> Stated exercise
Filter the records below down to lines containing "cálculo".

== Input records

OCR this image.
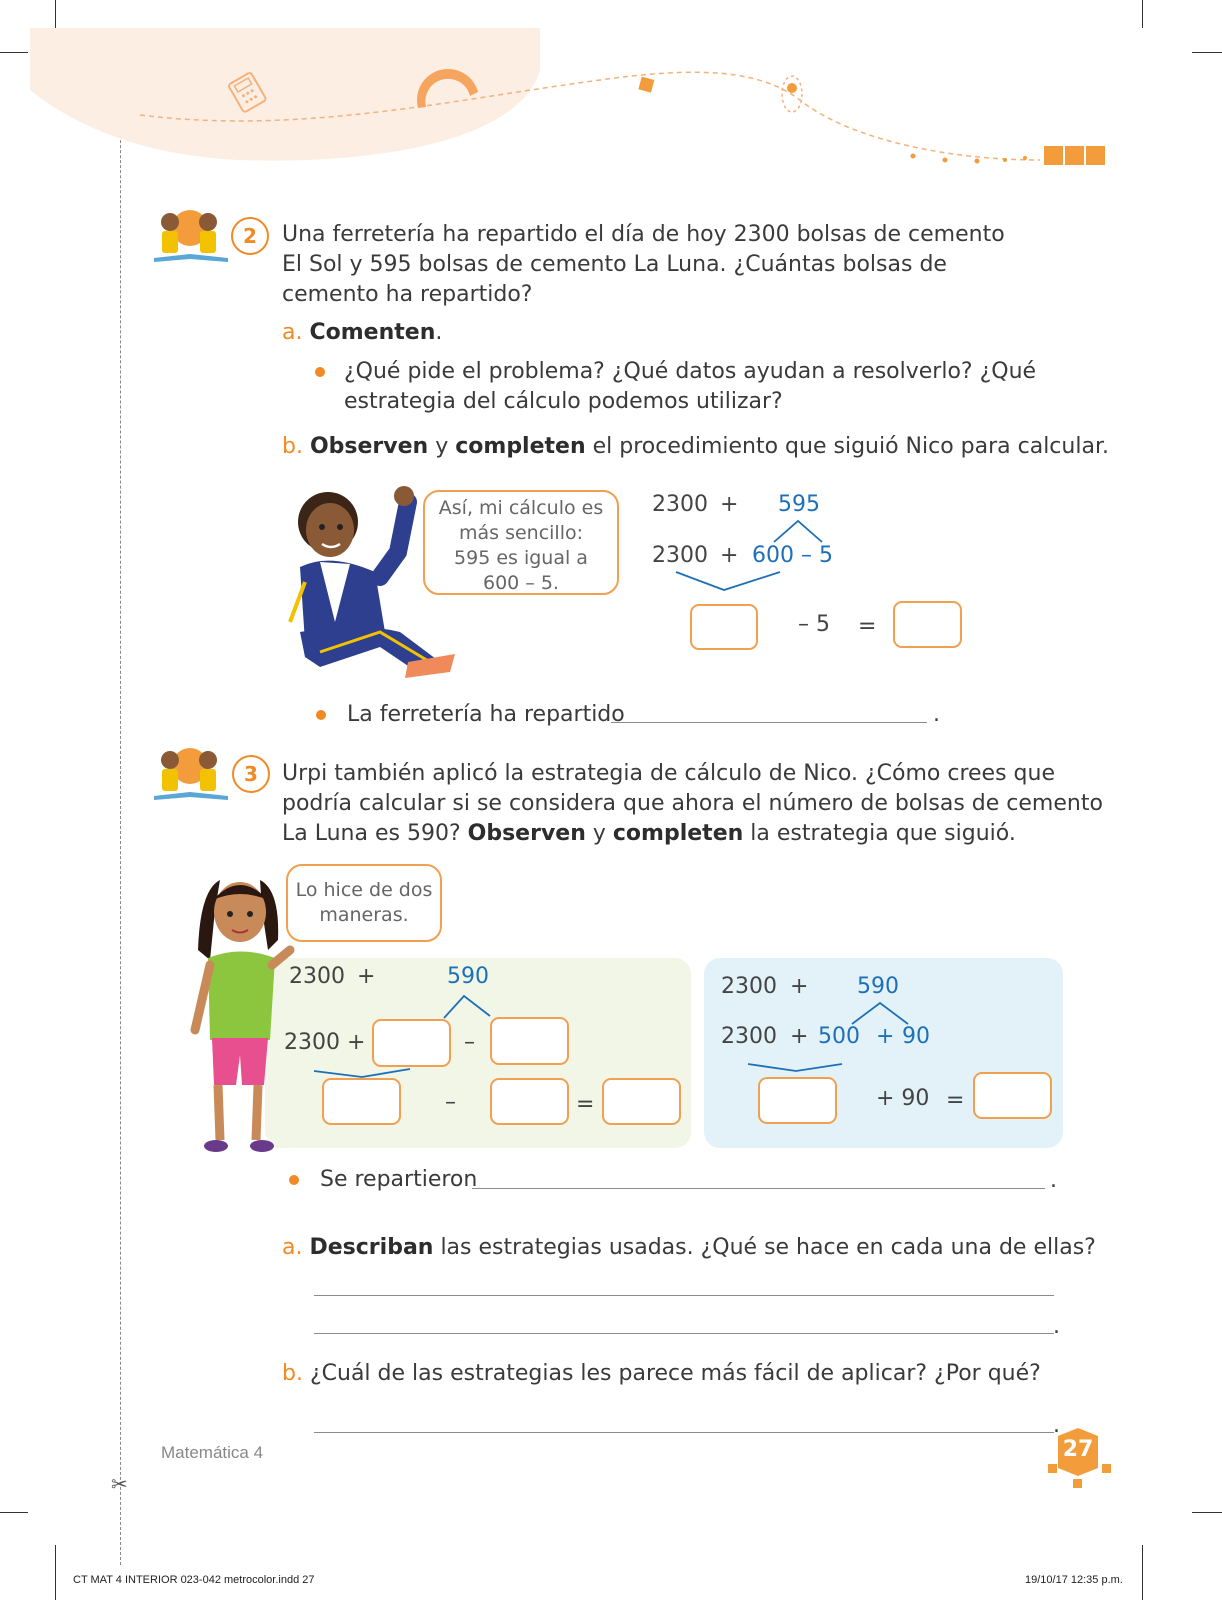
✂
2	Una ferretería ha repartido el día de hoy 2300 bolsas de cemento
El Sol y 595 bolsas de cemento La Luna. ¿Cuántas bolsas de
cemento ha repartido?
a. Comenten.
¿Qué pide el problema? ¿Qué datos ayudan a resolverlo? ¿Qué
estrategia del cálculo podemos utilizar?
b. Observen y completen el procedimiento que siguió Nico para calcular.
Así, mi cálculo es
más sencillo:
595 es igual a
600 – 5.
2300 + 595
2300 + 600 – 5
– 5 =
La ferretería ha repartido	.
3	Urpi también aplicó la estrategia de cálculo de Nico. ¿Cómo crees que
podría calcular si se considera que ahora el número de bolsas de cemento
La Luna es 590? Observen y completen la estrategia que siguió.
Lo hice de dos
maneras.
2300 +	590
2300 +	–
–	=
2300 + 590
2300 + 500 + 90
+ 90 =
Se repartieron	.
a. Describan las estrategias usadas. ¿Qué se hace en cada una de ellas?
.
b. ¿Cuál de las estrategias les parece más fácil de aplicar? ¿Por qué?
.
Matemática 4	27
CT MAT 4 INTERIOR 023-042 metrocolor.indd 27	19/10/17 12:35 p.m.
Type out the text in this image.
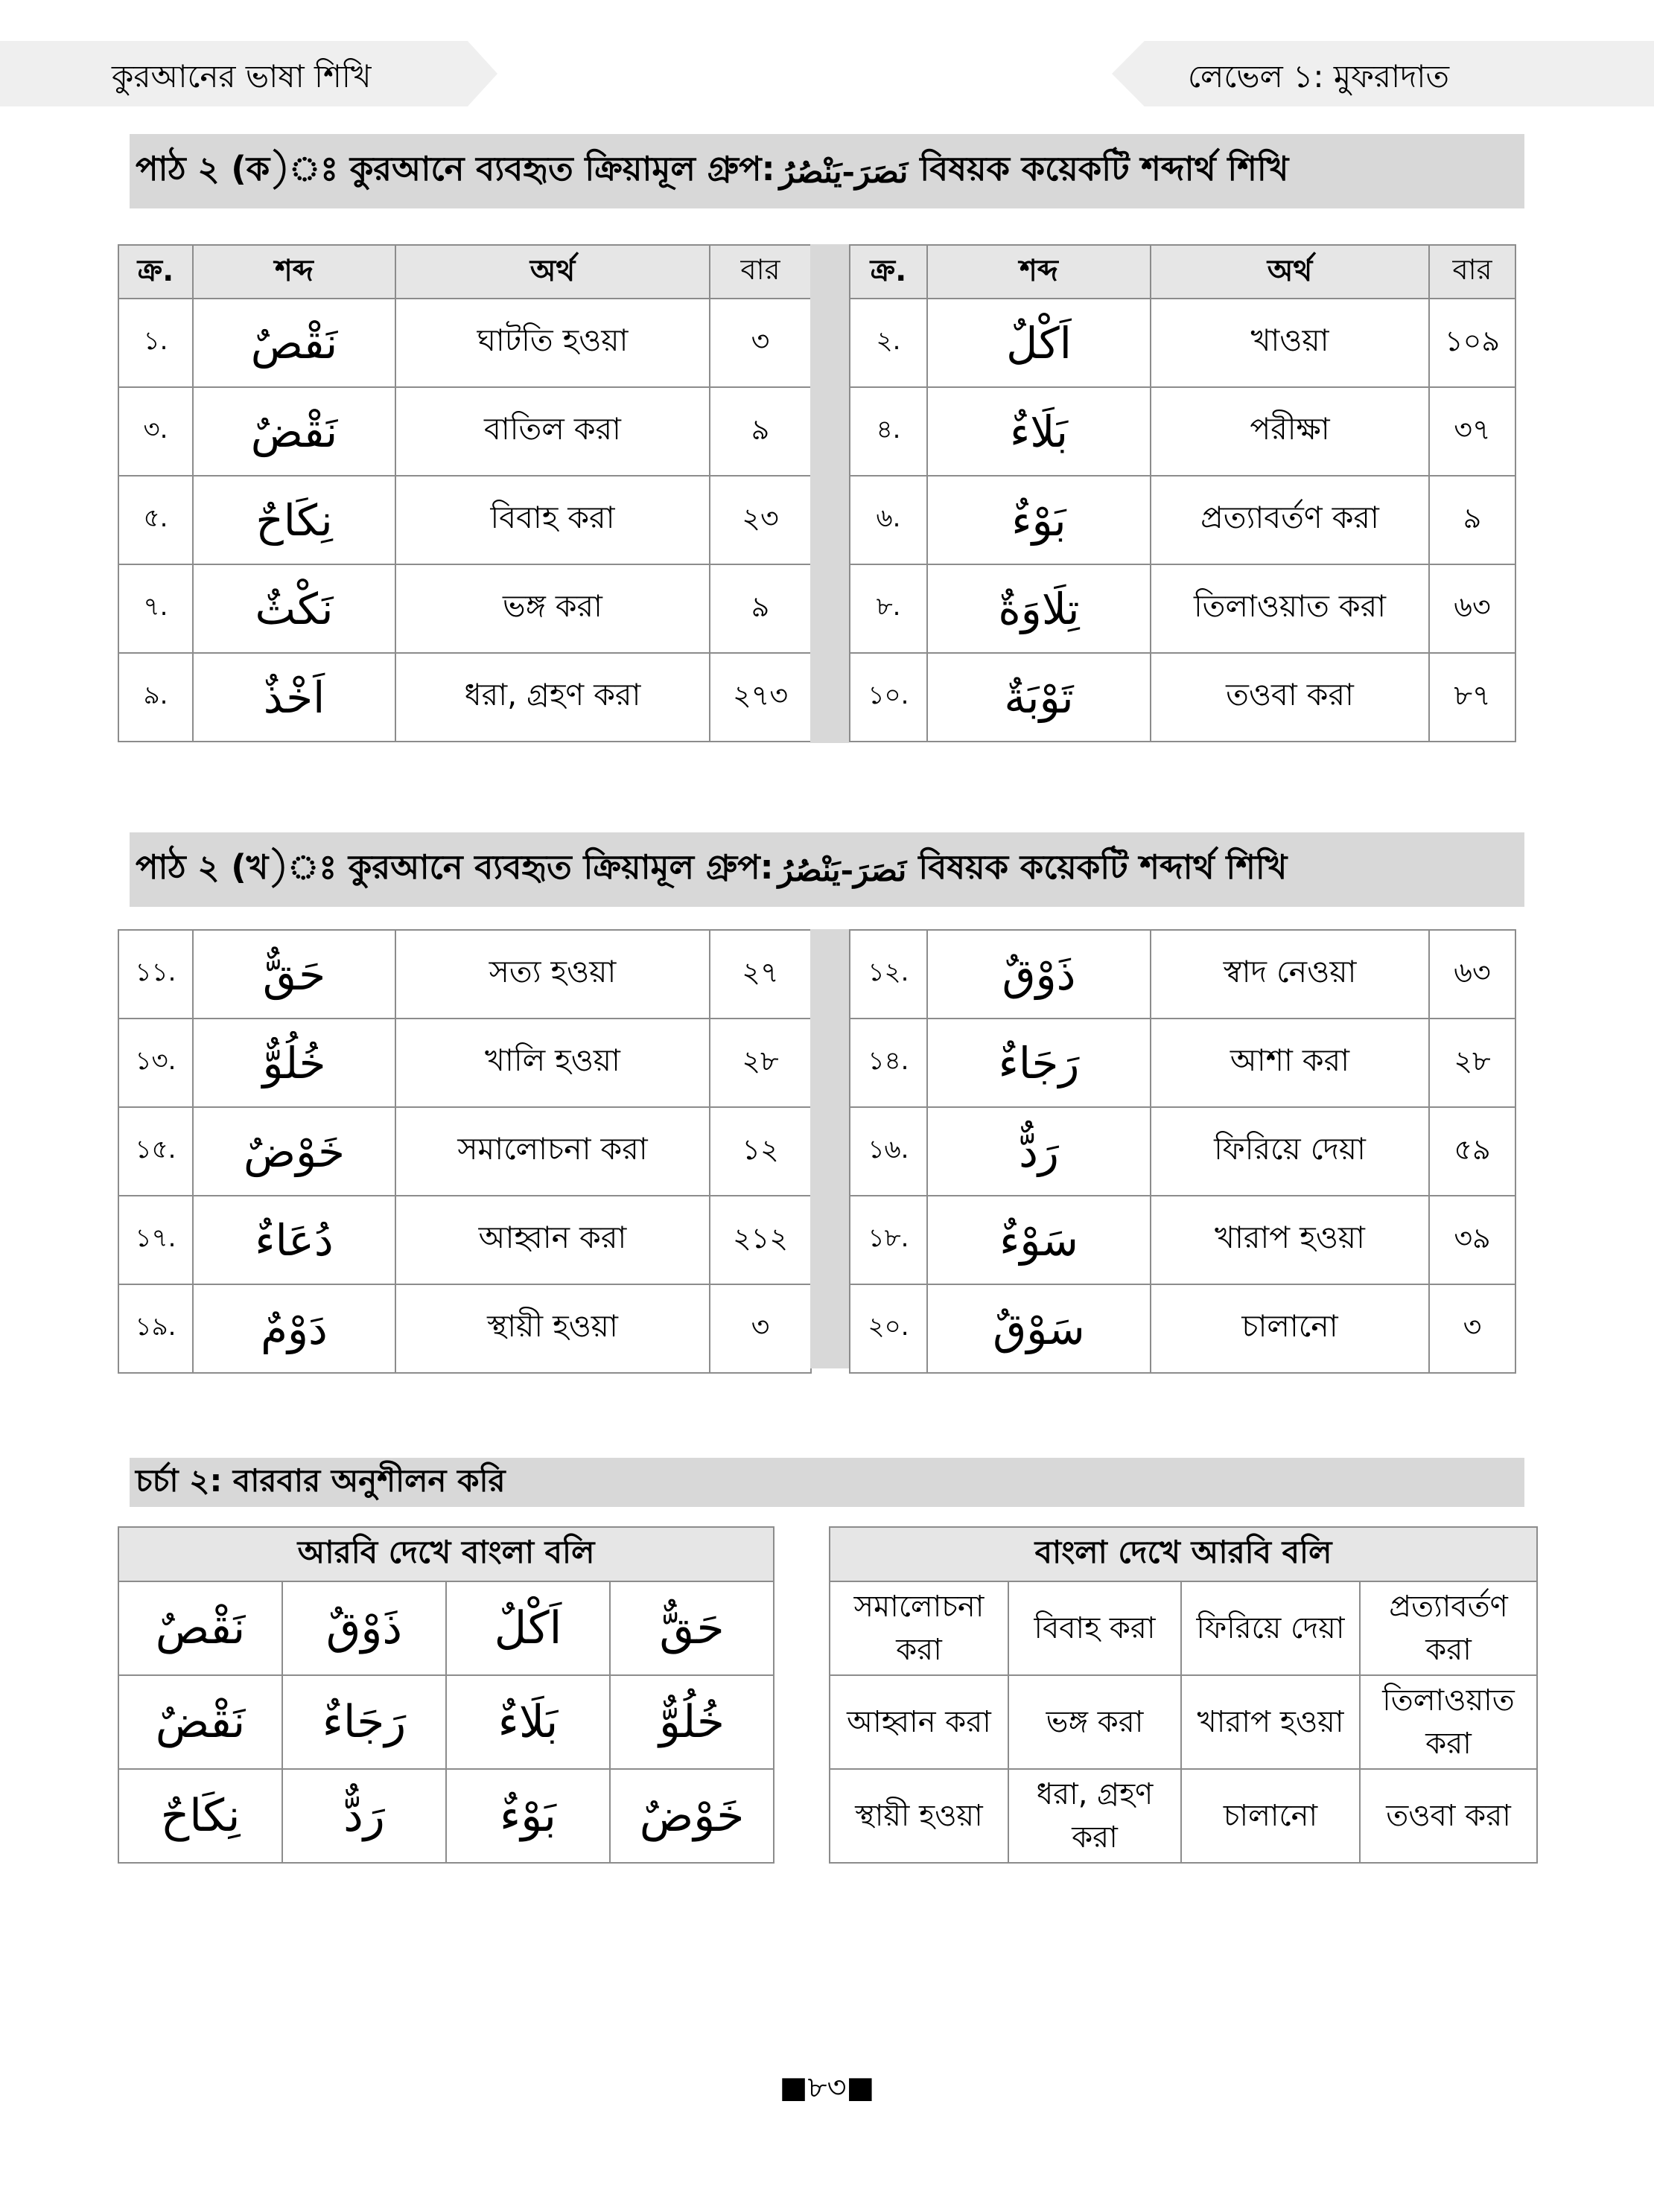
কুরআনের ভাষা শিখি	লেভেল ১: মুফরাদাত
পাঠ ২ (ক)ঃ কুরআনে ব্যবহৃত ক্রিয়ামূল গ্রুপ: نَصَرَ-يَنْصُرُ বিষয়ক কয়েকটি শব্দার্থ শিখি
ক্র.	শব্দ	অর্থ	বার
১.	نَقْصٌ	ঘাটতি হওয়া	৩
৩.	نَقْضٌ	বাতিল করা	৯
৫.	نِكَاحٌ	বিবাহ করা	২৩
৭.	نَكْثٌ	ভঙ্গ করা	৯
৯.	اَخْذٌ	ধরা, গ্রহণ করা	২৭৩
ক্র.	শব্দ	অর্থ	বার
২.	اَكْلٌ	খাওয়া	১০৯
৪.	بَلَاءٌ	পরীক্ষা	৩৭
৬.	بَوْءٌ	প্রত্যাবর্তণ করা	৯
৮.	تِلَاوَةٌ	তিলাওয়াত করা	৬৩
১০.	تَوْبَةٌ	তওবা করা	৮৭
পাঠ ২ (খ)ঃ কুরআনে ব্যবহৃত ক্রিয়ামূল গ্রুপ: نَصَرَ-يَنْصُرُ বিষয়ক কয়েকটি শব্দার্থ শিখি
১১.	حَقٌّ	সত্য হওয়া	২৭
১৩.	خُلُوٌّ	খালি হওয়া	২৮
১৫.	خَوْضٌ	সমালোচনা করা	১২
১৭.	دُعَاءٌ	আহ্বান করা	২১২
১৯.	دَوْمٌ	স্থায়ী হওয়া	৩
১২.	ذَوْقٌ	স্বাদ নেওয়া	৬৩
১৪.	رَجَاءٌ	আশা করা	২৮
১৬.	رَدٌّ	ফিরিয়ে দেয়া	৫৯
১৮.	سَوْءٌ	খারাপ হওয়া	৩৯
২০.	سَوْقٌ	চালানো	৩
চর্চা ২: বারবার অনুশীলন করি
আরবি দেখে বাংলা বলি			
نَقْصٌ	ذَوْقٌ	اَكْلٌ	حَقٌّ
نَقْضٌ	رَجَاءٌ	بَلَاءٌ	خُلُوٌّ
نِكَاحٌ	رَدٌّ	بَوْءٌ	خَوْضٌ
বাংলা দেখে আরবি বলি			
সমালোচনা করা	বিবাহ করা	ফিরিয়ে দেয়া	প্রত্যাবর্তণ করা
আহ্বান করা	ভঙ্গ করা	খারাপ হওয়া	তিলাওয়াত করা
স্থায়ী হওয়া	ধরা, গ্রহণ করা	চালানো	তওবা করা
■৮৩■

====

> Final result
estrategia del cálculo podemos utilizar?
Así, mi cálculo es
3	Urpi también aplicó la estrategia de cálculo de Nico. ¿Cómo crees que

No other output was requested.